The problem
Retype each entry below, keeping every character the same.

Entries supplied
↓

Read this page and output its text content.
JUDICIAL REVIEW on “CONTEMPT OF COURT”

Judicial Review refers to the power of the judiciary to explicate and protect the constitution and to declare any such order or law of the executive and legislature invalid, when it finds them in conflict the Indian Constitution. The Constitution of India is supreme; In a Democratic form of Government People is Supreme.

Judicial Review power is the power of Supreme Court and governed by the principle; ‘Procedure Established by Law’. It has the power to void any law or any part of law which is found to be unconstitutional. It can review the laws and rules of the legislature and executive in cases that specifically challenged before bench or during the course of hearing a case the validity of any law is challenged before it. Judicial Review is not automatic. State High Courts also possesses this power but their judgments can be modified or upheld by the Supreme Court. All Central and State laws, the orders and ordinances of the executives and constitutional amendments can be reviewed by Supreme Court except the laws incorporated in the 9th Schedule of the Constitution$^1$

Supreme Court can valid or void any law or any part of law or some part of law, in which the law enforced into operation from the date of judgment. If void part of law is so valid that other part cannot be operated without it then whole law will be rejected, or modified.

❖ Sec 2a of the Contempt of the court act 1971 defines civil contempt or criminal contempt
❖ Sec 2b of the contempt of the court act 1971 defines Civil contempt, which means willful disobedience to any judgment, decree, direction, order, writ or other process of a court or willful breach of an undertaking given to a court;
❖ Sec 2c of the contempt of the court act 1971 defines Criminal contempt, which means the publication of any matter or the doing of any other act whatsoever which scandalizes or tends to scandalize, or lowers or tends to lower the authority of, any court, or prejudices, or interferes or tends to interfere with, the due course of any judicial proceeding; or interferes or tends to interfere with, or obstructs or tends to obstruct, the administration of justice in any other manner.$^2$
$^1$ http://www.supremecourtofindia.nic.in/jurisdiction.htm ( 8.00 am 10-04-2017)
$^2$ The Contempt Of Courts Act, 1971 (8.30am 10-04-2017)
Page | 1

↑

Completed exercise
Read this page and output its text content.
JUDICIAL REVIEW on “CONTEMPT OF COURT”

Judicial Review refers to the power of the judiciary to explicate and protect the constitution and to declare any such order or law of the executive and legislature invalid, when it finds them in conflict the Indian Constitution. The Constitution of India is supreme; In a Democratic form of Government People is Supreme.

Judicial Review power is the power of Supreme Court and governed by the principle; ‘Procedure Established by Law’. It has the power to void any law or any part of law which is found to be unconstitutional. It can review the laws and rules of the legislature and executive in cases that specifically challenged before bench or during the course of hearing a case the validity of any law is challenged before it. Judicial Review is not automatic. State High Courts also possesses this power but their judgments can be modified or upheld by the Supreme Court. All Central and State laws, the orders and ordinances of the executives and constitutional amendments can be reviewed by Supreme Court except the laws incorporated in the 9th Schedule of the Constitution$^1$

Supreme Court can valid or void any law or any part of law or some part of law, in which the law enforced into operation from the date of judgment. If void part of law is so valid that other part cannot be operated without it then whole law will be rejected, or modified.

❖ Sec 2a of the Contempt of the court act 1971 defines civil contempt or criminal contempt
❖ Sec 2b of the contempt of the court act 1971 defines Civil contempt, which means willful disobedience to any judgment, decree, direction, order, writ or other process of a court or willful breach of an undertaking given to a court;
❖ Sec 2c of the contempt of the court act 1971 defines Criminal contempt, which means the publication of any matter or the doing of any other act whatsoever which scandalizes or tends to scandalize, or lowers or tends to lower the authority of, any court, or prejudices, or interferes or tends to interfere with, the due course of any judicial proceeding; or interferes or tends to interfere with, or obstructs or tends to obstruct, the administration of justice in any other manner.$^2$
$^1$ http://www.supremecourtofindia.nic.in/jurisdiction.htm ( 8.00 am 10-04-2017)
$^2$ The Contempt Of Courts Act, 1971 (8.30am 10-04-2017)
Page | 1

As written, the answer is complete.